• Goal:
Repeat each line word for word.

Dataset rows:
****************

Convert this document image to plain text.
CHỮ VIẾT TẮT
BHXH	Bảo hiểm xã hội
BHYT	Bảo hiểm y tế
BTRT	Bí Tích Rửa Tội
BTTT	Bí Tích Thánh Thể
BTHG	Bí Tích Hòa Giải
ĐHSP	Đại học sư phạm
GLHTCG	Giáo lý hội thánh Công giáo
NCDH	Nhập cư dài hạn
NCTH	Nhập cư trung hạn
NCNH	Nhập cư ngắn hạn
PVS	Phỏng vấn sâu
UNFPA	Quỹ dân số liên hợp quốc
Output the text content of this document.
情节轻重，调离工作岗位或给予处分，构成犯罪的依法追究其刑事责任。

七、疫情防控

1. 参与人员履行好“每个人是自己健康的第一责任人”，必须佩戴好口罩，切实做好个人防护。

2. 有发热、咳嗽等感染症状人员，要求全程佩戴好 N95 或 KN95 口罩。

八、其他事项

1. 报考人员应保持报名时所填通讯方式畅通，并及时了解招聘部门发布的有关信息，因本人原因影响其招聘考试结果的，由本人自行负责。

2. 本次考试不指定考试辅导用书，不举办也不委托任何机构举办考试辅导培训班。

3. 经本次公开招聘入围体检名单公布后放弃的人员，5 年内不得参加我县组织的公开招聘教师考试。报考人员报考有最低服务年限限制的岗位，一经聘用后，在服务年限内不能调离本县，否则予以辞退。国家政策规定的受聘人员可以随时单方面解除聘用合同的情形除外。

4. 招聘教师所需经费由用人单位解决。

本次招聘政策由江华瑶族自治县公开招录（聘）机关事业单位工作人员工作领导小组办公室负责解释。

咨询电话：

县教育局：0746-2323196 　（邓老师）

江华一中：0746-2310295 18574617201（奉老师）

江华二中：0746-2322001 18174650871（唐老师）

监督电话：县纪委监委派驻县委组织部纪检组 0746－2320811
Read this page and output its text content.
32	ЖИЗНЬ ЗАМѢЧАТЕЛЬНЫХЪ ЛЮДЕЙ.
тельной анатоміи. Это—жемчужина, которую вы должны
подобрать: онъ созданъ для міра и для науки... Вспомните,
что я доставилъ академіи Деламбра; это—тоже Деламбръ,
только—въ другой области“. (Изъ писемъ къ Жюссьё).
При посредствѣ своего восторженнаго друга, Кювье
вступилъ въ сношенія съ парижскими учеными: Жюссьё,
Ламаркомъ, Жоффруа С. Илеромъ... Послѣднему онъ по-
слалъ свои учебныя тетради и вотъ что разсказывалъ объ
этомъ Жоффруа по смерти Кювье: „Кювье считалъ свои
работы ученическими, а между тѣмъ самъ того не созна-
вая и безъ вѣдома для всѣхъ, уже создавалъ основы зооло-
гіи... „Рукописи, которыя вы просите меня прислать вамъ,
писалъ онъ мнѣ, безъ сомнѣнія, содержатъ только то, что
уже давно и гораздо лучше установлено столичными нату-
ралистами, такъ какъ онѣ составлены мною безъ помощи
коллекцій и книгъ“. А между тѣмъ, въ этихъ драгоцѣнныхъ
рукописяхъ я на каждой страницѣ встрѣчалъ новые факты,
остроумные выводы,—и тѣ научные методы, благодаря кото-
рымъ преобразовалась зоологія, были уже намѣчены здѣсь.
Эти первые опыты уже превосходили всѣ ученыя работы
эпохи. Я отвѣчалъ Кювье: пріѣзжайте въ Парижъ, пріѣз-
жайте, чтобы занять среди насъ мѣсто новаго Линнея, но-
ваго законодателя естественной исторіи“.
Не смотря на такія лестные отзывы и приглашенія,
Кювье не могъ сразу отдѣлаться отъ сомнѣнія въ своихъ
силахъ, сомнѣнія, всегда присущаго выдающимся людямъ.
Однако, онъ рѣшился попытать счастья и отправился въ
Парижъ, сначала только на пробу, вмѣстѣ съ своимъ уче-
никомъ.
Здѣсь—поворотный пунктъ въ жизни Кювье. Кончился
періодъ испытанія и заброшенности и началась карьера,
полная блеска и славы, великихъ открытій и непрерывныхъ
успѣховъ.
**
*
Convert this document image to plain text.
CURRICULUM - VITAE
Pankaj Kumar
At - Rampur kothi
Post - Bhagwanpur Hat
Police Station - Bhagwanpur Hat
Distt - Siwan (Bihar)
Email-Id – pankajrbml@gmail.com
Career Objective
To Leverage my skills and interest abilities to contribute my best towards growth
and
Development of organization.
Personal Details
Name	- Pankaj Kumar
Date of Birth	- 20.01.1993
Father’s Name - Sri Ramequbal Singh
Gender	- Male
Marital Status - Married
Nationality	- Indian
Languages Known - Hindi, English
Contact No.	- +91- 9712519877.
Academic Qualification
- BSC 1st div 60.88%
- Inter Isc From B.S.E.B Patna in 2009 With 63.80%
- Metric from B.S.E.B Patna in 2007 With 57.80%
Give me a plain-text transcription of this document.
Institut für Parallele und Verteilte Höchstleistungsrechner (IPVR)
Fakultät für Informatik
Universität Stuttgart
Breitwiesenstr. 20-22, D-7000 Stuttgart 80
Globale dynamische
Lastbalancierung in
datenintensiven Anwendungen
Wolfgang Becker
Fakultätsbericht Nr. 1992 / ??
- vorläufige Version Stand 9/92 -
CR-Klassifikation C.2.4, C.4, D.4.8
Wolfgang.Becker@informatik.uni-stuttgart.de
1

****************

• Exercise output:
Convert this document image to plain text.
CHỮ VIẾT TẮT
BHXH	Bảo hiểm xã hội
BHYT	Bảo hiểm y tế
BTRT	Bí Tích Rửa Tội
BTTT	Bí Tích Thánh Thể
BTHG	Bí Tích Hòa Giải
ĐHSP	Đại học sư phạm
GLHTCG	Giáo lý hội thánh Công giáo
NCDH	Nhập cư dài hạn
NCTH	Nhập cư trung hạn
NCNH	Nhập cư ngắn hạn
PVS	Phỏng vấn sâu
UNFPA	Quỹ dân số liên hợp quốc
Output the text content of this document.
情节轻重，调离工作岗位或给予处分，构成犯罪的依法追究其刑事责任。

七、疫情防控

1. 参与人员履行好“每个人是自己健康的第一责任人”，必须佩戴好口罩，切实做好个人防护。

2. 有发热、咳嗽等感染症状人员，要求全程佩戴好 N95 或 KN95 口罩。

八、其他事项

1. 报考人员应保持报名时所填通讯方式畅通，并及时了解招聘部门发布的有关信息，因本人原因影响其招聘考试结果的，由本人自行负责。

2. 本次考试不指定考试辅导用书，不举办也不委托任何机构举办考试辅导培训班。

3. 经本次公开招聘入围体检名单公布后放弃的人员，5 年内不得参加我县组织的公开招聘教师考试。报考人员报考有最低服务年限限制的岗位，一经聘用后，在服务年限内不能调离本县，否则予以辞退。国家政策规定的受聘人员可以随时单方面解除聘用合同的情形除外。

4. 招聘教师所需经费由用人单位解决。

本次招聘政策由江华瑶族自治县公开招录（聘）机关事业单位工作人员工作领导小组办公室负责解释。

咨询电话：

县教育局：0746-2323196 　（邓老师）

江华一中：0746-2310295 18574617201（奉老师）

江华二中：0746-2322001 18174650871（唐老师）

监督电话：县纪委监委派驻县委组织部纪检组 0746－2320811
Read this page and output its text content.
32	ЖИЗНЬ ЗАМѢЧАТЕЛЬНЫХЪ ЛЮДЕЙ.
тельной анатоміи. Это—жемчужина, которую вы должны
подобрать: онъ созданъ для міра и для науки... Вспомните,
что я доставилъ академіи Деламбра; это—тоже Деламбръ,
только—въ другой области“. (Изъ писемъ къ Жюссьё).
При посредствѣ своего восторженнаго друга, Кювье
вступилъ въ сношенія съ парижскими учеными: Жюссьё,
Ламаркомъ, Жоффруа С. Илеромъ... Послѣднему онъ по-
слалъ свои учебныя тетради и вотъ что разсказывалъ объ
этомъ Жоффруа по смерти Кювье: „Кювье считалъ свои
работы ученическими, а между тѣмъ самъ того не созна-
вая и безъ вѣдома для всѣхъ, уже создавалъ основы зооло-
гіи... „Рукописи, которыя вы просите меня прислать вамъ,
писалъ онъ мнѣ, безъ сомнѣнія, содержатъ только то, что
уже давно и гораздо лучше установлено столичными нату-
ралистами, такъ какъ онѣ составлены мною безъ помощи
коллекцій и книгъ“. А между тѣмъ, въ этихъ драгоцѣнныхъ
рукописяхъ я на каждой страницѣ встрѣчалъ новые факты,
остроумные выводы,—и тѣ научные методы, благодаря кото-
рымъ преобразовалась зоологія, были уже намѣчены здѣсь.
Эти первые опыты уже превосходили всѣ ученыя работы
эпохи. Я отвѣчалъ Кювье: пріѣзжайте въ Парижъ, пріѣз-
жайте, чтобы занять среди насъ мѣсто новаго Линнея, но-
ваго законодателя естественной исторіи“.
Не смотря на такія лестные отзывы и приглашенія,
Кювье не могъ сразу отдѣлаться отъ сомнѣнія въ своихъ
силахъ, сомнѣнія, всегда присущаго выдающимся людямъ.
Однако, онъ рѣшился попытать счастья и отправился въ
Парижъ, сначала только на пробу, вмѣстѣ съ своимъ уче-
никомъ.
Здѣсь—поворотный пунктъ въ жизни Кювье. Кончился
періодъ испытанія и заброшенности и началась карьера,
полная блеска и славы, великихъ открытій и непрерывныхъ
успѣховъ.
**
*
Convert this document image to plain text.
CURRICULUM - VITAE
Pankaj Kumar
At - Rampur kothi
Post - Bhagwanpur Hat
Police Station - Bhagwanpur Hat
Distt - Siwan (Bihar)
Email-Id – pankajrbml@gmail.com
Career Objective
To Leverage my skills and interest abilities to contribute my best towards growth
and
Development of organization.
Personal Details
Name	- Pankaj Kumar
Date of Birth	- 20.01.1993
Father’s Name - Sri Ramequbal Singh
Gender	- Male
Marital Status - Married
Nationality	- Indian
Languages Known - Hindi, English
Contact No.	- +91- 9712519877.
Academic Qualification
- BSC 1st div 60.88%
- Inter Isc From B.S.E.B Patna in 2009 With 63.80%
- Metric from B.S.E.B Patna in 2007 With 57.80%
Give me a plain-text transcription of this document.
Institut für Parallele und Verteilte Höchstleistungsrechner (IPVR)
Fakultät für Informatik
Universität Stuttgart
Breitwiesenstr. 20-22, D-7000 Stuttgart 80
Globale dynamische
Lastbalancierung in
datenintensiven Anwendungen
Wolfgang Becker
Fakultätsbericht Nr. 1992 / ??
- vorläufige Version Stand 9/92 -
CR-Klassifikation C.2.4, C.4, D.4.8
Wolfgang.Becker@informatik.uni-stuttgart.de
1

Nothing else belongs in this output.